> _DATASET CONTENT_:
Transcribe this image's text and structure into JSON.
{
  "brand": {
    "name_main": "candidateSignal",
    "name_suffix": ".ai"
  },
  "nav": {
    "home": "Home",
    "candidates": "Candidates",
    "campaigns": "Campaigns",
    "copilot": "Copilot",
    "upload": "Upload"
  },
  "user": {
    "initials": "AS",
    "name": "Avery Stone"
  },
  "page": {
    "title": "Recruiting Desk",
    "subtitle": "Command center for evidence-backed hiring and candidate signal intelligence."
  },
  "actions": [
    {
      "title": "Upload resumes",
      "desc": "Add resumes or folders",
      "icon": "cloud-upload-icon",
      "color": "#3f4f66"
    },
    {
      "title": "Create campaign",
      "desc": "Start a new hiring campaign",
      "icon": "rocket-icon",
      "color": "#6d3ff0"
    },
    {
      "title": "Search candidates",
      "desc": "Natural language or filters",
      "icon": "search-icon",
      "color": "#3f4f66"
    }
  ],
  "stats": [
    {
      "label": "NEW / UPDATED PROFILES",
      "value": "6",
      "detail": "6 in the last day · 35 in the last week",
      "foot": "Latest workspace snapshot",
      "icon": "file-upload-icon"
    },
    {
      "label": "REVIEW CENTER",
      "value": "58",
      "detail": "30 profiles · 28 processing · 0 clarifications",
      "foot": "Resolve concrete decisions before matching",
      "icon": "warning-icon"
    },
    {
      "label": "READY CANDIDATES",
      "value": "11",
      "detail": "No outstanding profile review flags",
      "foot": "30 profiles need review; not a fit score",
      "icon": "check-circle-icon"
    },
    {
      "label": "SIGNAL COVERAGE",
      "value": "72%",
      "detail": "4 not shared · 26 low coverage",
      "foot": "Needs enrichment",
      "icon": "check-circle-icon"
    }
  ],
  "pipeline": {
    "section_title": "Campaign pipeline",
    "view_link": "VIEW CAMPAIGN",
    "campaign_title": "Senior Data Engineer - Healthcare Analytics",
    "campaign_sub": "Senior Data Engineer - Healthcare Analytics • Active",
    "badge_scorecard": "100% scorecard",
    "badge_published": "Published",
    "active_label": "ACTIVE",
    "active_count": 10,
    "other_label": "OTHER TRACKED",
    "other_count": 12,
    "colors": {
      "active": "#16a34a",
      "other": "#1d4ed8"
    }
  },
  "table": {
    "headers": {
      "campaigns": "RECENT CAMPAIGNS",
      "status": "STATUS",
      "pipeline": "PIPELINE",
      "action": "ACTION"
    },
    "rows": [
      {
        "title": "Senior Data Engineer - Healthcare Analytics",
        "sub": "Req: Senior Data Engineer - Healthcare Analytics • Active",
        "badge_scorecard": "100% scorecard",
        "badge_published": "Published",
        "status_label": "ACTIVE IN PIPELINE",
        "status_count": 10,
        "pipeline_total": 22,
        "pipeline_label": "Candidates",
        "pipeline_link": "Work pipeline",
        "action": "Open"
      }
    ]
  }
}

> _EXERCISE PROMPT_: Print the material above once more, exactly.

> _THE RESPONSE_:
Transcribe this image's text and structure into JSON.
{
  "brand": {
    "name_main": "candidateSignal",
    "name_suffix": ".ai"
  },
  "nav": {
    "home": "Home",
    "candidates": "Candidates",
    "campaigns": "Campaigns",
    "copilot": "Copilot",
    "upload": "Upload"
  },
  "user": {
    "initials": "AS",
    "name": "Avery Stone"
  },
  "page": {
    "title": "Recruiting Desk",
    "subtitle": "Command center for evidence-backed hiring and candidate signal intelligence."
  },
  "actions": [
    {
      "title": "Upload resumes",
      "desc": "Add resumes or folders",
      "icon": "cloud-upload-icon",
      "color": "#3f4f66"
    },
    {
      "title": "Create campaign",
      "desc": "Start a new hiring campaign",
      "icon": "rocket-icon",
      "color": "#6d3ff0"
    },
    {
      "title": "Search candidates",
      "desc": "Natural language or filters",
      "icon": "search-icon",
      "color": "#3f4f66"
    }
  ],
  "stats": [
    {
      "label": "NEW / UPDATED PROFILES",
      "value": "6",
      "detail": "6 in the last day · 35 in the last week",
      "foot": "Latest workspace snapshot",
      "icon": "file-upload-icon"
    },
    {
      "label": "REVIEW CENTER",
      "value": "58",
      "detail": "30 profiles · 28 processing · 0 clarifications",
      "foot": "Resolve concrete decisions before matching",
      "icon": "warning-icon"
    },
    {
      "label": "READY CANDIDATES",
      "value": "11",
      "detail": "No outstanding profile review flags",
      "foot": "30 profiles need review; not a fit score",
      "icon": "check-circle-icon"
    },
    {
      "label": "SIGNAL COVERAGE",
      "value": "72%",
      "detail": "4 not shared · 26 low coverage",
      "foot": "Needs enrichment",
      "icon": "check-circle-icon"
    }
  ],
  "pipeline": {
    "section_title": "Campaign pipeline",
    "view_link": "VIEW CAMPAIGN",
    "campaign_title": "Senior Data Engineer - Healthcare Analytics",
    "campaign_sub": "Senior Data Engineer - Healthcare Analytics • Active",
    "badge_scorecard": "100% scorecard",
    "badge_published": "Published",
    "active_label": "ACTIVE",
    "active_count": 10,
    "other_label": "OTHER TRACKED",
    "other_count": 12,
    "colors": {
      "active": "#16a34a",
      "other": "#1d4ed8"
    }
  },
  "table": {
    "headers": {
      "campaigns": "RECENT CAMPAIGNS",
      "status": "STATUS",
      "pipeline": "PIPELINE",
      "action": "ACTION"
    },
    "rows": [
      {
        "title": "Senior Data Engineer - Healthcare Analytics",
        "sub": "Req: Senior Data Engineer - Healthcare Analytics • Active",
        "badge_scorecard": "100% scorecard",
        "badge_published": "Published",
        "status_label": "ACTIVE IN PIPELINE",
        "status_count": 10,
        "pipeline_total": 22,
        "pipeline_label": "Candidates",
        "pipeline_link": "Work pipeline",
        "action": "Open"
      }
    ]
  }
}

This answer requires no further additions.